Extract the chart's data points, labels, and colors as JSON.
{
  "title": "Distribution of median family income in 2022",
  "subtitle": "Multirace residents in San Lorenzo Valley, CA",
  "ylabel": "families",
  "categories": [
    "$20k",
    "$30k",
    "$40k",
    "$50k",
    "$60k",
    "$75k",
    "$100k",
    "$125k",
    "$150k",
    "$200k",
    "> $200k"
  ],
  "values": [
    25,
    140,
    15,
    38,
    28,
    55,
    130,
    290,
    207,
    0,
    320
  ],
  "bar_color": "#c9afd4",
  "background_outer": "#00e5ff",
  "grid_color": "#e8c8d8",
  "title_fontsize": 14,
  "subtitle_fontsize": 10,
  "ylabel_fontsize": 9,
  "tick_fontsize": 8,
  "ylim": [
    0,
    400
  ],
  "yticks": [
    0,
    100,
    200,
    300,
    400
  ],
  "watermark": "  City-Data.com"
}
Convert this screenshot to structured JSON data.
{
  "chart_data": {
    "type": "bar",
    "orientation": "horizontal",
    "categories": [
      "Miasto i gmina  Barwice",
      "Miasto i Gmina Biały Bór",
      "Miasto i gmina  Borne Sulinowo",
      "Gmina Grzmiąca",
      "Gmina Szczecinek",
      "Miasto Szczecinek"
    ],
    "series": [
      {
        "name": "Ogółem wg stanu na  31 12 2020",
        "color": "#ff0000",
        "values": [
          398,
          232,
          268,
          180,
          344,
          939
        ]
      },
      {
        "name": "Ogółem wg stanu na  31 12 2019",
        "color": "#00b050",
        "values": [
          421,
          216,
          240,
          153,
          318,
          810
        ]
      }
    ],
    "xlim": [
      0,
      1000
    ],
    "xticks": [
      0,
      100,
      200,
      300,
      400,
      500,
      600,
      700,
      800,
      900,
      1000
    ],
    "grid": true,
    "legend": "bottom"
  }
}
...
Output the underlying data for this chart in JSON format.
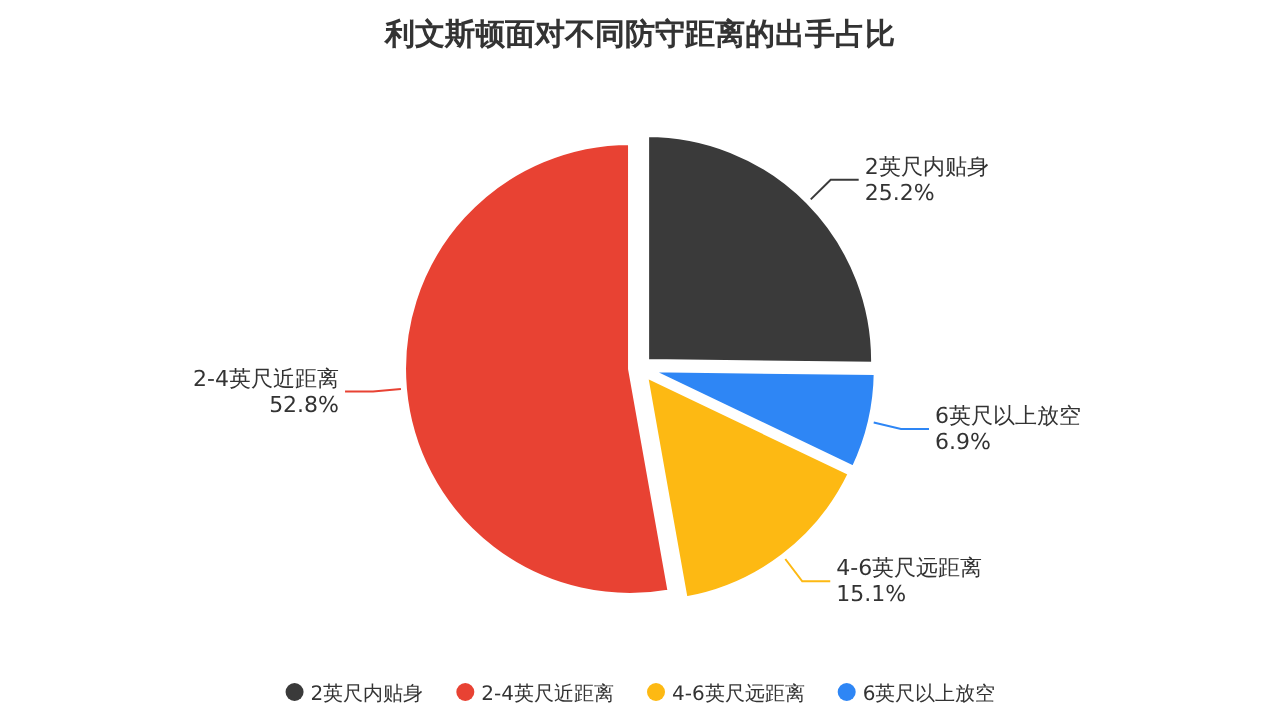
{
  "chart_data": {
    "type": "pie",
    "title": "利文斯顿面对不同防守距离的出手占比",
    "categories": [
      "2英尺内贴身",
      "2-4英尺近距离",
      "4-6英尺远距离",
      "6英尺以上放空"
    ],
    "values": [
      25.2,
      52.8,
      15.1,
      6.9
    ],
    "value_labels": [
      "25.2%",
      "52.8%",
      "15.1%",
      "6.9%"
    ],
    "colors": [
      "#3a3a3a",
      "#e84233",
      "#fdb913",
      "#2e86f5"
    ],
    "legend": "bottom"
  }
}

Goal ->
Scan the data above; copy every line where "Szczecinek" appears.

Answer to this problem ->
      "Gmina Szczecinek",
      "Miasto Szczecinek"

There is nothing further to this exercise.